Énoncé 1 =>
Reproduisez sans modification le passage de l'extrait sur le litige HASBRO contre IMPAG compris entre "juillet 1997, lors" et "dessins et modèles.", bornes incluses.
Énoncé 2 =>
Répondez brièvement aux questions suivantes sur l'extrait relatif au litige HASBRO contre IMPAG :
(a) Sous quel nom de société les certificats de copyrights sont-ils inscrits ?
(b) À quelle date la saisie contrefaçon a-t-elle été pratiquée ?
(c) En application de quelle convention les sociétés HASBRO se prévalent-elles de la protection des droits d'auteur ?

Extrait retenu =>
● ● ● ● ● ● ●

La S.A. HASBRO FRANCE et la société HASBRO INTERNATIONNAL INC estiment que la nullité du jugement n'est pas encourue. La S.A. HASBRO FRANCE et la société HASBRO INTERNATIONNAL INC soutiennent qu'il ressort de l'étude comparative des produits de marque différente ( jeux de société et jeux de pâte à modeler ) que le groupe IMPAG a copié les produits du groupe HASBRO; que la contrefaçon porte sur des éléments protégeables et résulte d'une volonté délibérée de profiter des investissements et efforts réalisés par les sociétés intimées et de s'accaparer une partie du succès desdits produits. Les intimées soutiennent qu'elles sont propriétaires des modèles déposés et bénéficient de la présomption de propriété de l'article L 511-2 du code de la Propriété Intellectuelle dès lors qu'elles ont des certificats de copyrights, inscrits sous le nom de la société MILTON BRADLEY, sur les jeux depuis 1979 et 1988 selon les différents jeux. Les intimées en déduisent qu'elles étaient parfaitement en droit de déposer ces jeux à titre de modèles pour obtenir leur protection . Enfin les intimées indiquent que la contrefaçon s'est poursuivie après la publication des modèles le 25

juillet 1997, lors de la saisie contrefaçon pratiquée le 12 août 1997.

La S.A. HASBRO FRANCE et la société HASBRO INTERNATIONNAL INC affirment qu'elles sont bien fondées à se prévaloir de la protection résultant des droits d'auteur sur les jeux de société, par application de la convention de Berne; que celle-ci s'applique à toutes les oeuvres protégées par le droit américain et qu'étant titulaires de plusieurs copyrights démontrant leur droit, elles pouvaient déposer certains éléments à titre de modèle en FRANCE et par suite assigner les sociétés IMPAG en contrefaçon sur le double fondement des droits d'auteur et des droits de dessins et modèles.

● ● ● ● ● ● ●

Données brutes =>
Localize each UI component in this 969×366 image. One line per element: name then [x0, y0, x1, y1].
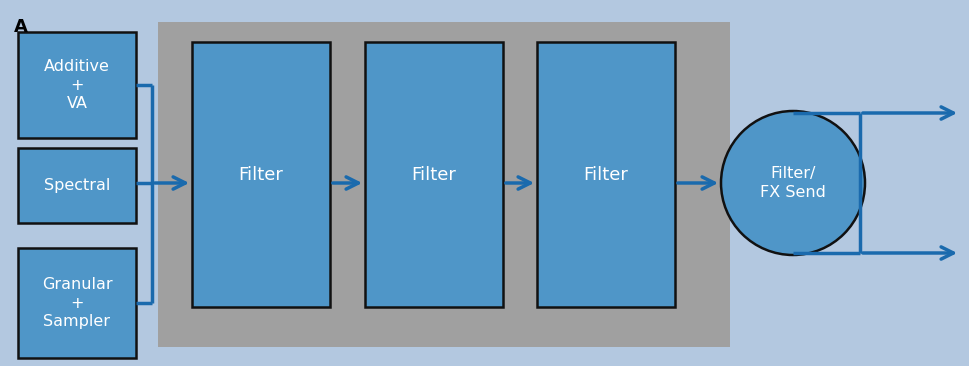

● ● ● ● ● ● ●

Réponse 1 =>
juillet 1997, lors de la saisie contrefaçon pratiquée le 12 août 1997.

La S.A. HASBRO FRANCE et la société HASBRO INTERNATIONNAL INC affirment qu'elles sont bien fondées à se prévaloir de la protection résultant des droits d'auteur sur les jeux de société, par application de la convention de Berne; que celle-ci s'applique à toutes les oeuvres protégées par le droit américain et qu'étant titulaires de plusieurs copyrights démontrant leur droit, elles pouvaient déposer certains éléments à titre de modèle en FRANCE et par suite assigner les sociétés IMPAG en contrefaçon sur le double fondement des droits d'auteur et des droits de dessins et modèles.

Réponse 2 =>
(a) Sous le nom de la société MILTON BRADLEY.
(b) Le 12 août 1997.
(c) La convention de Berne.